Мы видели грабеж, убийства и злодеяния внутри Государства: еще более
увидим их; но чем же иным богата история Европы в средних веках? Одно
просвещение долговременное смягчает сердца людей: купель Христианская,
освятив душу Владимира, не могла вдруг очистить народных нравов. Он
боялся, по человеколюбию, казнить злодеев, и злодейства умножились...
Государство, основанное на завоеваниях, уже доказывает необыкновенную
храбрость народа: она была добродетелию наших предков, и слово любимого
Вождя: станем крепко, не посрамим земли Русской - вселяло в них
решительность победить или умереть. Самые жены их не робели смерти в
битвах. - Дома и в мирное время они любили веселиться:
Владимир, желая казаться другом народа своего, давал ему пиры и сказал
Магометанским Болгарам: Руси есть веселие пити. Между достопамятными
чертами древних Русских нравов заметим также отменное уважение к старцам:
Владимир слушался их совета; в гражданских Вечах они имели первенство.
Наконец, сей народ, еще грубый, необразованный, умел любить своих добрых
Государей: плакал над телом великого Олега, мудрой Ольги, Св. Владимира и
потомству своему оставил пример благодарности, который делает честь имени
Русскому.
Н.М. Карамзин
"История государства Российского"
Том 2
Глава I
ВЕЛИКИЙ КНЯЗЬ СВЯТОПОЛК. Г. 1015-1019
Святополк, похититель престола. Добродетель Бориса. Братоубийства.
Безрассудная жестокость Ярославова. Великодушие Новогородцев. Битва у
Любеча. Союз Ярослава с Императором Немецким. Война с Болеславом Храбрым.
Битва на Буге. Взятие Киева. Вторичное великодушие Новогородцев. Вероломное
избиение Поляков. Болеслав оставляет Россию. Черная река. Битва на Альте.
Бегство и смерть Святополка.
Владимир усыновил Святополка, однако ж не любил его и, кажется,
предвидел в нем будущего злодея. Современный Летописец Немецкий, Дитмар,
говорит, что Святополк, Правитель Туровской области, женатый на дочери
Польского Короля Болеслава, хотел, по наущению своего тестя, отложиться от
России и что Великий Князь, узнав о том, заключил в темницу сего
неблагодарного племянника, жену его и Немецкого Епископа Реинберна,
который приехал с дочерью Болеслава. Владимир - может быть, при конце
жизни своей - простил Святополка: обрадованный смертию дяди и благодетеля,
сей недостойный Князь спешил воспользоваться ею; созвал граждан, объявил
себя Государем Киевским и роздал им множество сокровищ из казны
Владимировой. Граждане брали дары, но с печальным сердцем: ибо друзья и
братья их находились в походе с Князем Борисом, любезным отцу и народу.

**ИСХОДНЫЕ ДАННЫЕ:**
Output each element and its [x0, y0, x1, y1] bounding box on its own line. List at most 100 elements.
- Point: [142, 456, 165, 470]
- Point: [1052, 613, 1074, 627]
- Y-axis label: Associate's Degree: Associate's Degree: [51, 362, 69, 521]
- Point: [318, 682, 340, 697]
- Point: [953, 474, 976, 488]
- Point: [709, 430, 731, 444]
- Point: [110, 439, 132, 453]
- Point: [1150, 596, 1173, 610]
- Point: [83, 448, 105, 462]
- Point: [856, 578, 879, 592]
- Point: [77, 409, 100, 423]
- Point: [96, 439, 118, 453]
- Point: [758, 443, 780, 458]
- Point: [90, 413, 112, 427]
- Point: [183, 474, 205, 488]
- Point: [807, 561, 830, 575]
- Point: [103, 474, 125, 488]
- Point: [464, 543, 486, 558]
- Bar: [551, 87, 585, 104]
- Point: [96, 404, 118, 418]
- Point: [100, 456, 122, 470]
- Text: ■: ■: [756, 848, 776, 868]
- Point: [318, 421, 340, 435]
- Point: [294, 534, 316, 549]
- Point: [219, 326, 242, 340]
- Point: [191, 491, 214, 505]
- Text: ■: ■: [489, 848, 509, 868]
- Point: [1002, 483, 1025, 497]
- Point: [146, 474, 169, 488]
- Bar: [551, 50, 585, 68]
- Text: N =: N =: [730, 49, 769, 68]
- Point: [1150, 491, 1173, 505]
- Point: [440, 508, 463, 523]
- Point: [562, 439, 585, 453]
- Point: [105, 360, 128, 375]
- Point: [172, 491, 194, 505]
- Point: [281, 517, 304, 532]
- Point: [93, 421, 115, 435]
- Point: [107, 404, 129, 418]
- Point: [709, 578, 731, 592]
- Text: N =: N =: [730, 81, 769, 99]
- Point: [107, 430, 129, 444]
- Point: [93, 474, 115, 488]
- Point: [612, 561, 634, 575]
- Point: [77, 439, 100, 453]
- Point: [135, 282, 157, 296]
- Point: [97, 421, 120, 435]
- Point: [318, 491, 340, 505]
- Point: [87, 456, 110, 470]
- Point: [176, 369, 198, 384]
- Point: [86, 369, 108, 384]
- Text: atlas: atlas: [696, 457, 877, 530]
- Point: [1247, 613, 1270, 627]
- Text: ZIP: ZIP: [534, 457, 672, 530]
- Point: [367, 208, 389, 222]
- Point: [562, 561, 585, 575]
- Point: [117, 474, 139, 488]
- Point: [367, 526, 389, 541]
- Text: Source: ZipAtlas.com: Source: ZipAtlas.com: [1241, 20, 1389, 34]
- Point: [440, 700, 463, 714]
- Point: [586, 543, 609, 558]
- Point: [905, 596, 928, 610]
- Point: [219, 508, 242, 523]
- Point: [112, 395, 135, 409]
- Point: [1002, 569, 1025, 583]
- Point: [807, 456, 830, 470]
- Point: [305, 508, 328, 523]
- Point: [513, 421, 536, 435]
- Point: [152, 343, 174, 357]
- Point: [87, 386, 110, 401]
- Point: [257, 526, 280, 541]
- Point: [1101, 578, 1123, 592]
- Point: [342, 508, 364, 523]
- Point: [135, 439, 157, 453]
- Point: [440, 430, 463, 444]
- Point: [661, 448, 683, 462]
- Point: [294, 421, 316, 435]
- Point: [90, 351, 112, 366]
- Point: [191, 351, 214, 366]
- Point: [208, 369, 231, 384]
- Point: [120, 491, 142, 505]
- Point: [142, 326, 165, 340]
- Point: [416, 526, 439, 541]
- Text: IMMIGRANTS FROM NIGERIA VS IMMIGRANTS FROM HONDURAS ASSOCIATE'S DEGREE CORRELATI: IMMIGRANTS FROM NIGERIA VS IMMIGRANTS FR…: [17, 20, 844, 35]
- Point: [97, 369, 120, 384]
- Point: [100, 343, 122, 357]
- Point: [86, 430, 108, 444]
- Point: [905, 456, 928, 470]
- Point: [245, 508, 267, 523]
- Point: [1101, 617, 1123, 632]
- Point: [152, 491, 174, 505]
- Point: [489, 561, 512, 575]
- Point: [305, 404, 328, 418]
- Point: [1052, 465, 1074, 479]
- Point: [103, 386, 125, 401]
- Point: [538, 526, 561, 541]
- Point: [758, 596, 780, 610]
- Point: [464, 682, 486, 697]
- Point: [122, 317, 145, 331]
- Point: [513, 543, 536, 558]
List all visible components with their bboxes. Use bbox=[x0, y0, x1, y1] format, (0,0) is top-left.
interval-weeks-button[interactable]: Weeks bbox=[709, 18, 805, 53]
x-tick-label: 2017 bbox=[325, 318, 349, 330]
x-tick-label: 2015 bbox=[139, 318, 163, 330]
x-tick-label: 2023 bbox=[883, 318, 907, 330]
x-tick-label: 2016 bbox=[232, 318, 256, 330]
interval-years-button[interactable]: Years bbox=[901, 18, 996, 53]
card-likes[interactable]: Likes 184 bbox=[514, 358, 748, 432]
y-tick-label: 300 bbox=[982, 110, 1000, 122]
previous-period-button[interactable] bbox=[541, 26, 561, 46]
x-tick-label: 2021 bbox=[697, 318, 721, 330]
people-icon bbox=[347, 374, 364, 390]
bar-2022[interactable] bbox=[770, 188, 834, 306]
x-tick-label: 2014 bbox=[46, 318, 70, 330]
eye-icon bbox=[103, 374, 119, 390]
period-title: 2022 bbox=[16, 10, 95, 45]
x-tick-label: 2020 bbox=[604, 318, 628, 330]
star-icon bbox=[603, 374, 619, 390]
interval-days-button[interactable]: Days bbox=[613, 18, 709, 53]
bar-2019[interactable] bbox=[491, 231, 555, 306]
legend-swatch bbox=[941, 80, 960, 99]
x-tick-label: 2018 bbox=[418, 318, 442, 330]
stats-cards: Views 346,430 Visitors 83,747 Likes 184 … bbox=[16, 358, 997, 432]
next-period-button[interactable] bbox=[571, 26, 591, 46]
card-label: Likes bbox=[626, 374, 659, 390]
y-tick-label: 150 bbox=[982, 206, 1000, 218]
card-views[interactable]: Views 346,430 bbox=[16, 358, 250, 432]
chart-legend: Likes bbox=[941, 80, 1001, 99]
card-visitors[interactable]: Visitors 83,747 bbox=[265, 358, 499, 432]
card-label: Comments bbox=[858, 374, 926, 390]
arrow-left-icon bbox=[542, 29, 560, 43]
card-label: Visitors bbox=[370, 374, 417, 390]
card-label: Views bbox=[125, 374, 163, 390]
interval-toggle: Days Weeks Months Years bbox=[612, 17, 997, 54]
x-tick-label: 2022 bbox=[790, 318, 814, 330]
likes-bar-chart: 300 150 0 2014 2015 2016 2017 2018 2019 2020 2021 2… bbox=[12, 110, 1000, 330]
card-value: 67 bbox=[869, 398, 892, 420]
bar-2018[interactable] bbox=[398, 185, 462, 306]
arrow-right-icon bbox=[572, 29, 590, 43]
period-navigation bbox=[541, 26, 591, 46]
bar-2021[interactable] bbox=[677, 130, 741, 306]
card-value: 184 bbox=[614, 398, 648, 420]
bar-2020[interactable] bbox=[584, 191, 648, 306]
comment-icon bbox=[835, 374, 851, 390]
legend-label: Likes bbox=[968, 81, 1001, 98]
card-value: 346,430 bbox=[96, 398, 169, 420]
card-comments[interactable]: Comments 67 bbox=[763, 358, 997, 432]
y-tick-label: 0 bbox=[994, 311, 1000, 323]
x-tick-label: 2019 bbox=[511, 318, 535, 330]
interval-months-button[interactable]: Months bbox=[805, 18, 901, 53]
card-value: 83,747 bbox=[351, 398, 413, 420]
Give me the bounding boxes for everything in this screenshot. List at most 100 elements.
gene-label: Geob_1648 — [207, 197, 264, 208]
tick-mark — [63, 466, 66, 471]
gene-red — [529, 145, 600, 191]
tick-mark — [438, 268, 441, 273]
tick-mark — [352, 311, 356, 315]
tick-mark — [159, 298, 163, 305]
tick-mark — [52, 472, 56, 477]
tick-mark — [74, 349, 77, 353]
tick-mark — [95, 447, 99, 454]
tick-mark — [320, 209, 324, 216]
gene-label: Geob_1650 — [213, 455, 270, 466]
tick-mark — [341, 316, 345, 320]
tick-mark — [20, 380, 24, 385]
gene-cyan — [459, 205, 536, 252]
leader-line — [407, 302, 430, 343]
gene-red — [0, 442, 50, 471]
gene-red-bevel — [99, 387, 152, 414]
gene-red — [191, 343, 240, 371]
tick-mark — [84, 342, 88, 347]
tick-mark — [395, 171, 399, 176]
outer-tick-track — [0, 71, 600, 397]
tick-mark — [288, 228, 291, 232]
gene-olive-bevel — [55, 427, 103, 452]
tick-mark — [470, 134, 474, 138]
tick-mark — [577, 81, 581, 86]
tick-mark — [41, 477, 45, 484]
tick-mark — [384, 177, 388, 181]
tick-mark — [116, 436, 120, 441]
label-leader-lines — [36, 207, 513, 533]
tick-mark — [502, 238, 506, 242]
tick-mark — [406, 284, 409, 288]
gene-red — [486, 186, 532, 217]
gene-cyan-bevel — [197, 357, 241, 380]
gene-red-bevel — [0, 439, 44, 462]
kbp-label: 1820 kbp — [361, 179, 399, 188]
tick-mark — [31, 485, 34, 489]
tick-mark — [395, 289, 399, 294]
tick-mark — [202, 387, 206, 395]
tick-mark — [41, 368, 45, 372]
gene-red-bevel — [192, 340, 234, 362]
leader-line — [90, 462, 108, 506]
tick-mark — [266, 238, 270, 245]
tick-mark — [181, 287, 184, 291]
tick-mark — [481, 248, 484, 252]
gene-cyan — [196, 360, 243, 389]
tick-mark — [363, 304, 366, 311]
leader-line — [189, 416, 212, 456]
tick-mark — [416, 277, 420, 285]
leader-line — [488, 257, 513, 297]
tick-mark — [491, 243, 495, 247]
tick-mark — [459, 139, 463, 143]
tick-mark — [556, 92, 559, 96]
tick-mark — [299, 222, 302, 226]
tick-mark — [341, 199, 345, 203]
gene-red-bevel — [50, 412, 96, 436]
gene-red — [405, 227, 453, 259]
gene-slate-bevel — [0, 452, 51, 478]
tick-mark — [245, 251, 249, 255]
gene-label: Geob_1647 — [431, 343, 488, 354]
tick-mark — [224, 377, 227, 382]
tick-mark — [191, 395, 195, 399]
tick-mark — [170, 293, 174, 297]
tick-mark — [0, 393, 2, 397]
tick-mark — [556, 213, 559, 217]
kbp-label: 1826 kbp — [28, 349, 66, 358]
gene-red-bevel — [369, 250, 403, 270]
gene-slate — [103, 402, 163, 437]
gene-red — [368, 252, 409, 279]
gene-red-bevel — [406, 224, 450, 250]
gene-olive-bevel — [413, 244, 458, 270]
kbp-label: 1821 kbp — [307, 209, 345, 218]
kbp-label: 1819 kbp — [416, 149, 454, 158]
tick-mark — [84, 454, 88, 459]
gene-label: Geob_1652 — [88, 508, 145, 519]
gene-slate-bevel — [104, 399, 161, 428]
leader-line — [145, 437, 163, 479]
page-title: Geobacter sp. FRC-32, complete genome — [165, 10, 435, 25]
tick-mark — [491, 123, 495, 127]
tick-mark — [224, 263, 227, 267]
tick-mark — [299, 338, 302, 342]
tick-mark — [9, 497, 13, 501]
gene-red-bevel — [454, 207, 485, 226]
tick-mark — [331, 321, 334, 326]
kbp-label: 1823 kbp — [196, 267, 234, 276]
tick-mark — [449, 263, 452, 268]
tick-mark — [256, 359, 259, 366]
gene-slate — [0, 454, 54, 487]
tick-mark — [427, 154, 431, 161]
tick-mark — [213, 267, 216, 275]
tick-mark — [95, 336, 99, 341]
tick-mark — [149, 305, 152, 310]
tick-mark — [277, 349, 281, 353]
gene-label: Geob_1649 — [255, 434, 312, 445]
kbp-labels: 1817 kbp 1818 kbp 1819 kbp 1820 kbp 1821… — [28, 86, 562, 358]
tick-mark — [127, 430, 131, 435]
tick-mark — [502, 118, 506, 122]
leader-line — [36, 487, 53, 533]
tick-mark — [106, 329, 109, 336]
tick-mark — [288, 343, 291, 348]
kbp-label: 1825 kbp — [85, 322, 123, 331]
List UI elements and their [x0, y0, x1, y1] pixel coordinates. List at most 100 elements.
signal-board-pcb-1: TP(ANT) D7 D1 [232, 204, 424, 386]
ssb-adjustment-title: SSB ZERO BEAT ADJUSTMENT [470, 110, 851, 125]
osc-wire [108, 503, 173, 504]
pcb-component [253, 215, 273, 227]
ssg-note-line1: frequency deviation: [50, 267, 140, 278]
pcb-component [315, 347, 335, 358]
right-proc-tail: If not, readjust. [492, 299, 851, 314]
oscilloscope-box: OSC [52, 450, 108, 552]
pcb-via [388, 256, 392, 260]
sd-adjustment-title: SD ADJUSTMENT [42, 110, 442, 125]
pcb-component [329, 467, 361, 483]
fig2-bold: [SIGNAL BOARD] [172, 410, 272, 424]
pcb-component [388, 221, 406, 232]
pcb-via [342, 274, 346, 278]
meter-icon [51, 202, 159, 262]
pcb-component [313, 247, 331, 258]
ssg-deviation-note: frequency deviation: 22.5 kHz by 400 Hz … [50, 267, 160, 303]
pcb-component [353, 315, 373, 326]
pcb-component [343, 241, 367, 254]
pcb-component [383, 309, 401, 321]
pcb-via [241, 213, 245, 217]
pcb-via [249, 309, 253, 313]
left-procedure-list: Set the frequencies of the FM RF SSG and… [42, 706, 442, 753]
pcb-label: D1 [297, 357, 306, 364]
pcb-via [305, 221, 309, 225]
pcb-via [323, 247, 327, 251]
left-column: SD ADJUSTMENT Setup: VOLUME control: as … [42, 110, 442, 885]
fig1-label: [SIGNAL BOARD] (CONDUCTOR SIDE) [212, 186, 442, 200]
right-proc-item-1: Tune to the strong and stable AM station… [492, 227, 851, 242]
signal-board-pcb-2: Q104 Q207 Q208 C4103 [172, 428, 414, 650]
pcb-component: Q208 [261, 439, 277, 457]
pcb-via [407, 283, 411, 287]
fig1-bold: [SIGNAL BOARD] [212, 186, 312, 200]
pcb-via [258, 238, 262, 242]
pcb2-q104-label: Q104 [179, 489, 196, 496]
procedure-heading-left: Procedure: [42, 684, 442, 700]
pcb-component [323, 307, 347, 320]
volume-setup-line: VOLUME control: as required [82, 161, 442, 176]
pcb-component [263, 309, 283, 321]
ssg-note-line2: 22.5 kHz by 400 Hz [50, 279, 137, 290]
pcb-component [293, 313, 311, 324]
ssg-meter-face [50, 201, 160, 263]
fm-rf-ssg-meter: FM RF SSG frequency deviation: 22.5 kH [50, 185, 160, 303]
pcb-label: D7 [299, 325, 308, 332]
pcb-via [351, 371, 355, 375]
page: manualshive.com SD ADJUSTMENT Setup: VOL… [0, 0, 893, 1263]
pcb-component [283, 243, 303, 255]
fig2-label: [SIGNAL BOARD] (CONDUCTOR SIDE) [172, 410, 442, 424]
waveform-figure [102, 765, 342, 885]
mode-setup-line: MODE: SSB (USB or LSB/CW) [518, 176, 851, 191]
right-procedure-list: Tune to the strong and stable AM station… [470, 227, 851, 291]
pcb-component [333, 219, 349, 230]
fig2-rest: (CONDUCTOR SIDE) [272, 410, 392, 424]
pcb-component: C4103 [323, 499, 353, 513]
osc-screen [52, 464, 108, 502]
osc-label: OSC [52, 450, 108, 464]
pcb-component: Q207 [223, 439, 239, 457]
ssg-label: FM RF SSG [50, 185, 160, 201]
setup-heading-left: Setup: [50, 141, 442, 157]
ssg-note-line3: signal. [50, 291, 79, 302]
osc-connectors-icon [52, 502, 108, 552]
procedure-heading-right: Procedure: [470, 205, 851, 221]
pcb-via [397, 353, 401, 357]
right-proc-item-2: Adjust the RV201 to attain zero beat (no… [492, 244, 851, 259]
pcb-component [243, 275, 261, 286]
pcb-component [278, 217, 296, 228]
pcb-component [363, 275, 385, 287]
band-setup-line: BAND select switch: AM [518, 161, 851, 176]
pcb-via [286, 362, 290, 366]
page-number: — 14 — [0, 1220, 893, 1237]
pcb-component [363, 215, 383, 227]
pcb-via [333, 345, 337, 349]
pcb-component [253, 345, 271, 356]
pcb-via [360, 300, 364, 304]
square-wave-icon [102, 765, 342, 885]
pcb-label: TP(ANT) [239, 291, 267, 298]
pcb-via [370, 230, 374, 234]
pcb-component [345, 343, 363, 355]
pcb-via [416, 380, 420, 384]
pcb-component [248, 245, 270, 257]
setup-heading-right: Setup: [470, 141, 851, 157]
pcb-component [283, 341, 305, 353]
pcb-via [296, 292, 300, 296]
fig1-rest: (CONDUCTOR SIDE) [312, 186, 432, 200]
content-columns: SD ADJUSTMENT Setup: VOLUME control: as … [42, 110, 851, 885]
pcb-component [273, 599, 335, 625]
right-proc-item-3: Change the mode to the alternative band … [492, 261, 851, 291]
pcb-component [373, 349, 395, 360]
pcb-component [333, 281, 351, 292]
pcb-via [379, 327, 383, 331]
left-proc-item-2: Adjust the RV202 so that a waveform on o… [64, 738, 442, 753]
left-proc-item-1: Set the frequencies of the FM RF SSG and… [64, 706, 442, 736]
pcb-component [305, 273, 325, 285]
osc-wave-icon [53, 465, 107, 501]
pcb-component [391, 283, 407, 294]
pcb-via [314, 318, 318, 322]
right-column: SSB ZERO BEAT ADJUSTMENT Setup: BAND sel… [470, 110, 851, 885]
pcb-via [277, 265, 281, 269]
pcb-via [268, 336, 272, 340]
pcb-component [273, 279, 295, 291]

**ЗАДАНИЕ:** Перескажите отрывок из «Истории государства Российского» в двух предложениях. Материал выше представлен отдельно и не связан с отрывком.

**ОТВЕТ:** Древние русские отличались храбростью, любили веселиться, почитали старцев и оплакивали добрых государей, а злодейства при Владимире умножились, потому что он из человеколюбия боялся казнить злодеев. Святополк, которого Владимир усыновил, но не любил и одно время держал в темнице, после смерти Великого Князя объявил себя Государем Киевским и раздал гражданам сокровища, а те принимали дары с печальным сердцем, ведь их друзья и братья были в походе с Борисом.